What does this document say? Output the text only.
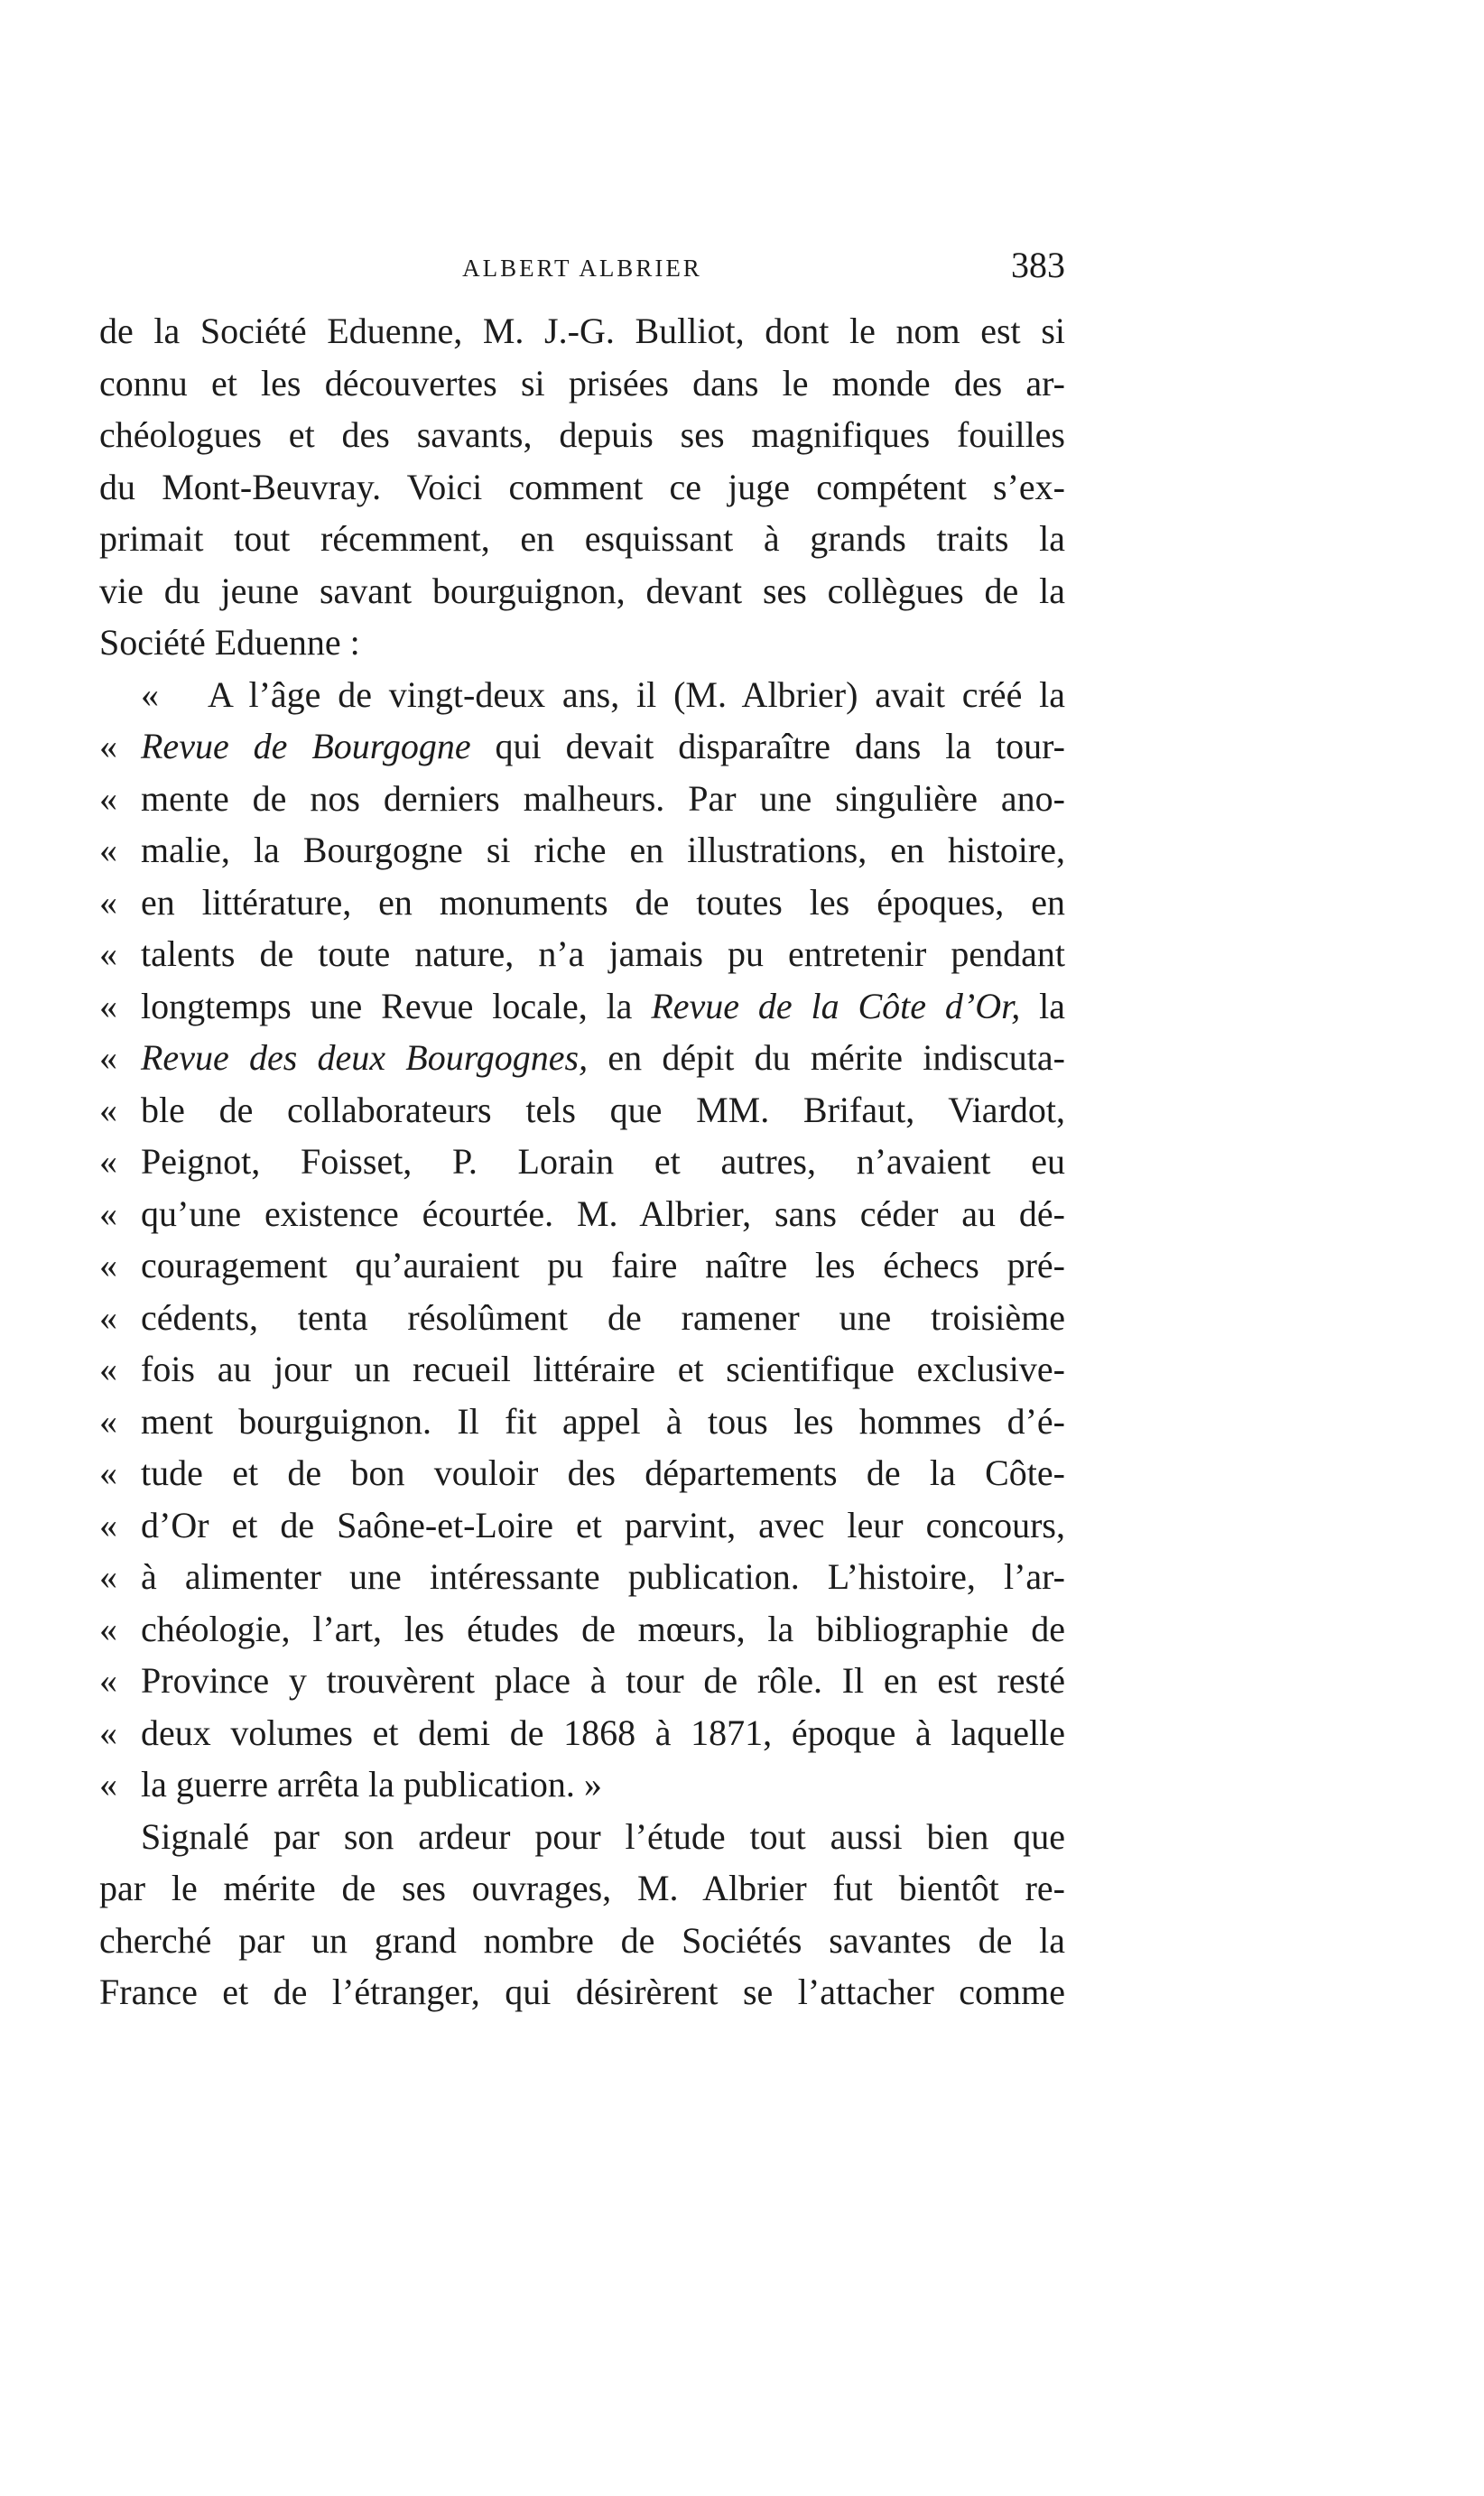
ALBERT ALBRIER	383
de la Société Eduenne, M. J.-G. Bulliot, dont le nom est si
connu et les découvertes si prisées dans le monde des ar-
chéologues et des savants, depuis ses magnifiques fouilles
du Mont-Beuvray. Voici comment ce juge compétent s’ex-
primait tout récemment, en esquissant à grands traits la
vie du jeune savant bourguignon, devant ses collègues de la
Société Eduenne :
« A l’âge de vingt-deux ans, il (M. Albrier) avait créé la
« Revue de Bourgogne qui devait disparaître dans la tour-
« mente de nos derniers malheurs. Par une singulière ano-
« malie, la Bourgogne si riche en illustrations, en histoire,
« en littérature, en monuments de toutes les époques, en
« talents de toute nature, n’a jamais pu entretenir pendant
« longtemps une Revue locale, la Revue de la Côte d’Or, la
« Revue des deux Bourgognes, en dépit du mérite indiscuta-
« ble de collaborateurs tels que MM. Brifaut, Viardot,
« Peignot, Foisset, P. Lorain et autres, n’avaient eu
« qu’une existence écourtée. M. Albrier, sans céder au dé-
« couragement qu’auraient pu faire naître les échecs pré-
« cédents, tenta résolûment de ramener une troisième
« fois au jour un recueil littéraire et scientifique exclusive-
« ment bourguignon. Il fit appel à tous les hommes d’é-
« tude et de bon vouloir des départements de la Côte-
« d’Or et de Saône-et-Loire et parvint, avec leur concours,
« à alimenter une intéressante publication. L’histoire, l’ar-
« chéologie, l’art, les études de mœurs, la bibliographie de
« Province y trouvèrent place à tour de rôle. Il en est resté
« deux volumes et demi de 1868 à 1871, époque à laquelle
« la guerre arrêta la publication. »
Signalé par son ardeur pour l’étude tout aussi bien que
par le mérite de ses ouvrages, M. Albrier fut bientôt re-
cherché par un grand nombre de Sociétés savantes de la
France et de l’étranger, qui désirèrent se l’attacher comme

###

• _SHORT EXERCISE_: Locate the word "mérite" in the records above, and return each line that has it.

• _SOLUTION TO THE PROBLEM_:
« Revue des deux Bourgognes, en dépit du mérite indiscuta-
par le mérite de ses ouvrages, M. Albrier fut bientôt re-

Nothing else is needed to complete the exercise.